-- START OF SUPPLIED DATA --

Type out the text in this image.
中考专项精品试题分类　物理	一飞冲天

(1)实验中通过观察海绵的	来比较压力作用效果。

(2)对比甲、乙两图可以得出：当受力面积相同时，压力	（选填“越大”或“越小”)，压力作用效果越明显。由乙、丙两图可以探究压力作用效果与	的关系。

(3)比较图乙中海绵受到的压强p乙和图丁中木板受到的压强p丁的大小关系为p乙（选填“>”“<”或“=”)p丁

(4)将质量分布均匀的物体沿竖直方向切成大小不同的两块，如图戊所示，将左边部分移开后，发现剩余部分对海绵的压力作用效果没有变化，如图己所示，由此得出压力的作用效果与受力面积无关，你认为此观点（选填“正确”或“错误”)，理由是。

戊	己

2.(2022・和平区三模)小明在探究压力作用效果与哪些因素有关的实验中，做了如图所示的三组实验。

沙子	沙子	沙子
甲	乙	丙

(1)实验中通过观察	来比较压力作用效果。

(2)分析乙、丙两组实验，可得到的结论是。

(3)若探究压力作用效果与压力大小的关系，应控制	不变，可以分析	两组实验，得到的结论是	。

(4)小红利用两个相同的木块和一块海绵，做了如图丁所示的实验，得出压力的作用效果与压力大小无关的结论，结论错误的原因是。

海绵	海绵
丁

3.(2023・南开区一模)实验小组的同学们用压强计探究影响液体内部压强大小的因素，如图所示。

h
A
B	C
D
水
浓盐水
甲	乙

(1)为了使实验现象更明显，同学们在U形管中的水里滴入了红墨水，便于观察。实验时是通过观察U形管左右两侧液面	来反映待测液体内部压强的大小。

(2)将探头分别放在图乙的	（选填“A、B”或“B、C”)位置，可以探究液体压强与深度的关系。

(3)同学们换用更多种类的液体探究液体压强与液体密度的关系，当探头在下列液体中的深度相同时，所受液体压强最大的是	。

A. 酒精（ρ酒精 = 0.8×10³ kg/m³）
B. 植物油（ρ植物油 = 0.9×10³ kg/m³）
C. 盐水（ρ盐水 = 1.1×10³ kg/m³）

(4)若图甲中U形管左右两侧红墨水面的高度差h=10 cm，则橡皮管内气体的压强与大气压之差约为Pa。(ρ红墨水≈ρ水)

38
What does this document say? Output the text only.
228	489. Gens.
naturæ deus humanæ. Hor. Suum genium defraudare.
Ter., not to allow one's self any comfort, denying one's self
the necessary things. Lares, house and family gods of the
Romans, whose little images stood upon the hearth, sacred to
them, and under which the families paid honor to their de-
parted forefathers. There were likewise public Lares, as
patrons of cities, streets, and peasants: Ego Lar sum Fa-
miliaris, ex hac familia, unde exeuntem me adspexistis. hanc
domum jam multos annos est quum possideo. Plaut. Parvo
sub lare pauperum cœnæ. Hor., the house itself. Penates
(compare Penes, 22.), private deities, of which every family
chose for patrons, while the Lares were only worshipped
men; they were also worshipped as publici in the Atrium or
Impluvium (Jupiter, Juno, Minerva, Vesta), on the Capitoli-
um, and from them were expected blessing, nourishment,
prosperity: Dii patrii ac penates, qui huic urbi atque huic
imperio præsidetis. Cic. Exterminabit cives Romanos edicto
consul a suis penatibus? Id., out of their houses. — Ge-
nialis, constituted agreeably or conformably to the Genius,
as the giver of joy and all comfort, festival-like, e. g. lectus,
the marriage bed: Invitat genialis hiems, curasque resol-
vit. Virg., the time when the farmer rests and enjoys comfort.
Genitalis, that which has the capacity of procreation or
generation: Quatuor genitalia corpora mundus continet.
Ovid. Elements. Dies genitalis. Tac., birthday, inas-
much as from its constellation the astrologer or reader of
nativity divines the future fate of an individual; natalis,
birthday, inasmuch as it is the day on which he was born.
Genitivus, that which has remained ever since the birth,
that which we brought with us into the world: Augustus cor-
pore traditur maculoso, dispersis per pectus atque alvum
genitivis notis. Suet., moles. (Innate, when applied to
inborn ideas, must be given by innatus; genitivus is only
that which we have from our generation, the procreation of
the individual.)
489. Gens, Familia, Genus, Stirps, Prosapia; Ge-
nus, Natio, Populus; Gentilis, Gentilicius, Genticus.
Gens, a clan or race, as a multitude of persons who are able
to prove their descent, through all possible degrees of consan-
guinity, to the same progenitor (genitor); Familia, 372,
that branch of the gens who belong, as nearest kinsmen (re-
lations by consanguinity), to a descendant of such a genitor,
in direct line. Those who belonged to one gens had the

-- END OF SUPPLIED DATA --

_EXERCISE_
Find all lines where the word "atque" appears. Copy them.

_SOLVED EXERCISE_
prosperity: Dii patrii ac penates, qui huic urbi atque huic
pore traditur maculoso, dispersis per pectus atque alvum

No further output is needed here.